- **TASK INSTRUCTIONS**:
Print all of the lines exactly. Any picture among them stays out.

===== RECORDS FOR THIS TASK

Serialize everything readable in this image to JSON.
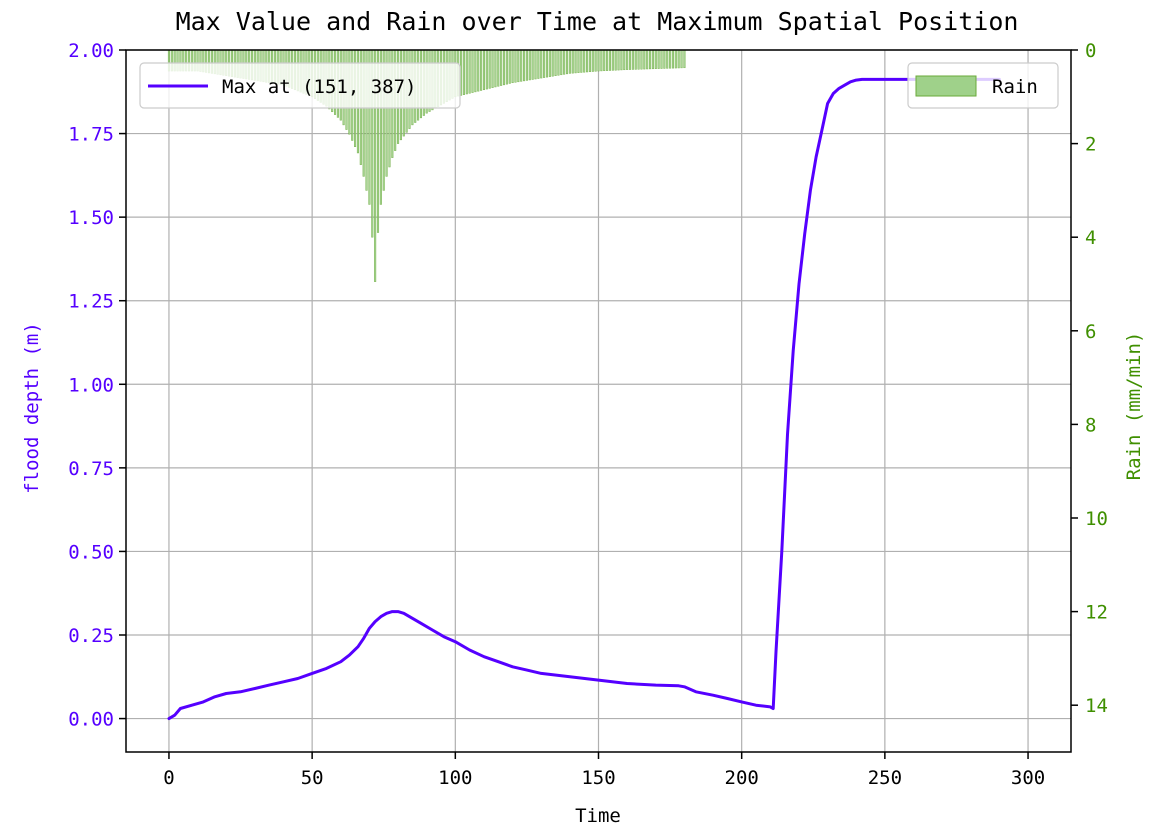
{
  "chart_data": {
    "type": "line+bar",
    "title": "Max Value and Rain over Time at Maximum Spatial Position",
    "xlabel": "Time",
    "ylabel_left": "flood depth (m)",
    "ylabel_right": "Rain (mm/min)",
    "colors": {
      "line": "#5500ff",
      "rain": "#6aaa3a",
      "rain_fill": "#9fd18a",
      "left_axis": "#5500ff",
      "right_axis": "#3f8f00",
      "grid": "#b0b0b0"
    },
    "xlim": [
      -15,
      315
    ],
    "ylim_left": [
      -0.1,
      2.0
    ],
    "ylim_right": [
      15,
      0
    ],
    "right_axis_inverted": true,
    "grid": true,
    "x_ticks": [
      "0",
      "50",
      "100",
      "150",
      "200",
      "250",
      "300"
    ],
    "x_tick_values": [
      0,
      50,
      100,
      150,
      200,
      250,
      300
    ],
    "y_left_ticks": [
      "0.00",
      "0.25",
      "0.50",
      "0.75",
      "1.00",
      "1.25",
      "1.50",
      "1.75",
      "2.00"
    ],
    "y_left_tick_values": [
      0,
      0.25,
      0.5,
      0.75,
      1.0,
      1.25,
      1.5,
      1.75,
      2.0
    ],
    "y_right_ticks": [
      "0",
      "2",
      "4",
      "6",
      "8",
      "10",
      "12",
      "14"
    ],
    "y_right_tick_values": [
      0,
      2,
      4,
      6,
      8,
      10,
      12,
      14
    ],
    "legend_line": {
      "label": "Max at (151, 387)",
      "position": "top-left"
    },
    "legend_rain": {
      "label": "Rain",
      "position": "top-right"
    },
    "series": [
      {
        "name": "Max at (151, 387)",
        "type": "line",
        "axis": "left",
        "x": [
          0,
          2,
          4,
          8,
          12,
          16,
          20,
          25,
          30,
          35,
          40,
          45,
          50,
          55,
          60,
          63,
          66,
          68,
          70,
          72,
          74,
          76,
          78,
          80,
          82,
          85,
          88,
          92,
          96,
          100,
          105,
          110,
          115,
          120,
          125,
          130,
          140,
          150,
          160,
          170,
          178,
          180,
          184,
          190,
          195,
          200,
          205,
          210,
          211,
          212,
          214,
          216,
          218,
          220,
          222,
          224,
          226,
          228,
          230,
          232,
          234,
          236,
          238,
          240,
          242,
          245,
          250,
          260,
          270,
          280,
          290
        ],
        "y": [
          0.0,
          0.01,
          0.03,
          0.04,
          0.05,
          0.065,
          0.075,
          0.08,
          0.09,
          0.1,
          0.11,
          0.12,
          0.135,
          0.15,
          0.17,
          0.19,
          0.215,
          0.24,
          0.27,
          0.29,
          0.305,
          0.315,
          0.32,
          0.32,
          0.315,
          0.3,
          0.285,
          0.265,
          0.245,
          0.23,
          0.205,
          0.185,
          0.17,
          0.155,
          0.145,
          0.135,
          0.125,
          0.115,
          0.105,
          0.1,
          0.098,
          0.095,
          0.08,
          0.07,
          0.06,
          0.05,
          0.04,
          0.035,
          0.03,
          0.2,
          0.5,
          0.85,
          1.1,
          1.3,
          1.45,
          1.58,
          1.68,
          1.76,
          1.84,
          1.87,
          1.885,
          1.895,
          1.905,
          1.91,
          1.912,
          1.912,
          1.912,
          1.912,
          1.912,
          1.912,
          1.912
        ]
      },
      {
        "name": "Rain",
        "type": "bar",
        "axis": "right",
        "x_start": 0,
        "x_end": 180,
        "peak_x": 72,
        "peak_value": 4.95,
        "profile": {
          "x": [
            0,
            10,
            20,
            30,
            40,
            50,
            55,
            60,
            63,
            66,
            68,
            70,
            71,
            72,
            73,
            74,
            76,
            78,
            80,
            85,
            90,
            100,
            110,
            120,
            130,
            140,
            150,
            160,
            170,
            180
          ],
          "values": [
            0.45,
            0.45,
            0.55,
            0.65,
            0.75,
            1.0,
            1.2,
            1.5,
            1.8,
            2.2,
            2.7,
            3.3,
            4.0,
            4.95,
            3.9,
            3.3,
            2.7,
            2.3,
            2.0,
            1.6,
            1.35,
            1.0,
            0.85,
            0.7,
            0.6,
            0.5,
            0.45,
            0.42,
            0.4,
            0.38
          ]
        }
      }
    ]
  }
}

==========

- **THE ANSWER**:
Serialize everything readable in this image to JSON.
{
  "chart_data": {
    "type": "line+bar",
    "title": "Max Value and Rain over Time at Maximum Spatial Position",
    "xlabel": "Time",
    "ylabel_left": "flood depth (m)",
    "ylabel_right": "Rain (mm/min)",
    "colors": {
      "line": "#5500ff",
      "rain": "#6aaa3a",
      "rain_fill": "#9fd18a",
      "left_axis": "#5500ff",
      "right_axis": "#3f8f00",
      "grid": "#b0b0b0"
    },
    "xlim": [
      -15,
      315
    ],
    "ylim_left": [
      -0.1,
      2.0
    ],
    "ylim_right": [
      15,
      0
    ],
    "right_axis_inverted": true,
    "grid": true,
    "x_ticks": [
      "0",
      "50",
      "100",
      "150",
      "200",
      "250",
      "300"
    ],
    "x_tick_values": [
      0,
      50,
      100,
      150,
      200,
      250,
      300
    ],
    "y_left_ticks": [
      "0.00",
      "0.25",
      "0.50",
      "0.75",
      "1.00",
      "1.25",
      "1.50",
      "1.75",
      "2.00"
    ],
    "y_left_tick_values": [
      0,
      0.25,
      0.5,
      0.75,
      1.0,
      1.25,
      1.5,
      1.75,
      2.0
    ],
    "y_right_ticks": [
      "0",
      "2",
      "4",
      "6",
      "8",
      "10",
      "12",
      "14"
    ],
    "y_right_tick_values": [
      0,
      2,
      4,
      6,
      8,
      10,
      12,
      14
    ],
    "legend_line": {
      "label": "Max at (151, 387)",
      "position": "top-left"
    },
    "legend_rain": {
      "label": "Rain",
      "position": "top-right"
    },
    "series": [
      {
        "name": "Max at (151, 387)",
        "type": "line",
        "axis": "left",
        "x": [
          0,
          2,
          4,
          8,
          12,
          16,
          20,
          25,
          30,
          35,
          40,
          45,
          50,
          55,
          60,
          63,
          66,
          68,
          70,
          72,
          74,
          76,
          78,
          80,
          82,
          85,
          88,
          92,
          96,
          100,
          105,
          110,
          115,
          120,
          125,
          130,
          140,
          150,
          160,
          170,
          178,
          180,
          184,
          190,
          195,
          200,
          205,
          210,
          211,
          212,
          214,
          216,
          218,
          220,
          222,
          224,
          226,
          228,
          230,
          232,
          234,
          236,
          238,
          240,
          242,
          245,
          250,
          260,
          270,
          280,
          290
        ],
        "y": [
          0.0,
          0.01,
          0.03,
          0.04,
          0.05,
          0.065,
          0.075,
          0.08,
          0.09,
          0.1,
          0.11,
          0.12,
          0.135,
          0.15,
          0.17,
          0.19,
          0.215,
          0.24,
          0.27,
          0.29,
          0.305,
          0.315,
          0.32,
          0.32,
          0.315,
          0.3,
          0.285,
          0.265,
          0.245,
          0.23,
          0.205,
          0.185,
          0.17,
          0.155,
          0.145,
          0.135,
          0.125,
          0.115,
          0.105,
          0.1,
          0.098,
          0.095,
          0.08,
          0.07,
          0.06,
          0.05,
          0.04,
          0.035,
          0.03,
          0.2,
          0.5,
          0.85,
          1.1,
          1.3,
          1.45,
          1.58,
          1.68,
          1.76,
          1.84,
          1.87,
          1.885,
          1.895,
          1.905,
          1.91,
          1.912,
          1.912,
          1.912,
          1.912,
          1.912,
          1.912,
          1.912
        ]
      },
      {
        "name": "Rain",
        "type": "bar",
        "axis": "right",
        "x_start": 0,
        "x_end": 180,
        "peak_x": 72,
        "peak_value": 4.95,
        "profile": {
          "x": [
            0,
            10,
            20,
            30,
            40,
            50,
            55,
            60,
            63,
            66,
            68,
            70,
            71,
            72,
            73,
            74,
            76,
            78,
            80,
            85,
            90,
            100,
            110,
            120,
            130,
            140,
            150,
            160,
            170,
            180
          ],
          "values": [
            0.45,
            0.45,
            0.55,
            0.65,
            0.75,
            1.0,
            1.2,
            1.5,
            1.8,
            2.2,
            2.7,
            3.3,
            4.0,
            4.95,
            3.9,
            3.3,
            2.7,
            2.3,
            2.0,
            1.6,
            1.35,
            1.0,
            0.85,
            0.7,
            0.6,
            0.5,
            0.45,
            0.42,
            0.4,
            0.38
          ]
        }
      }
    ]
  }
}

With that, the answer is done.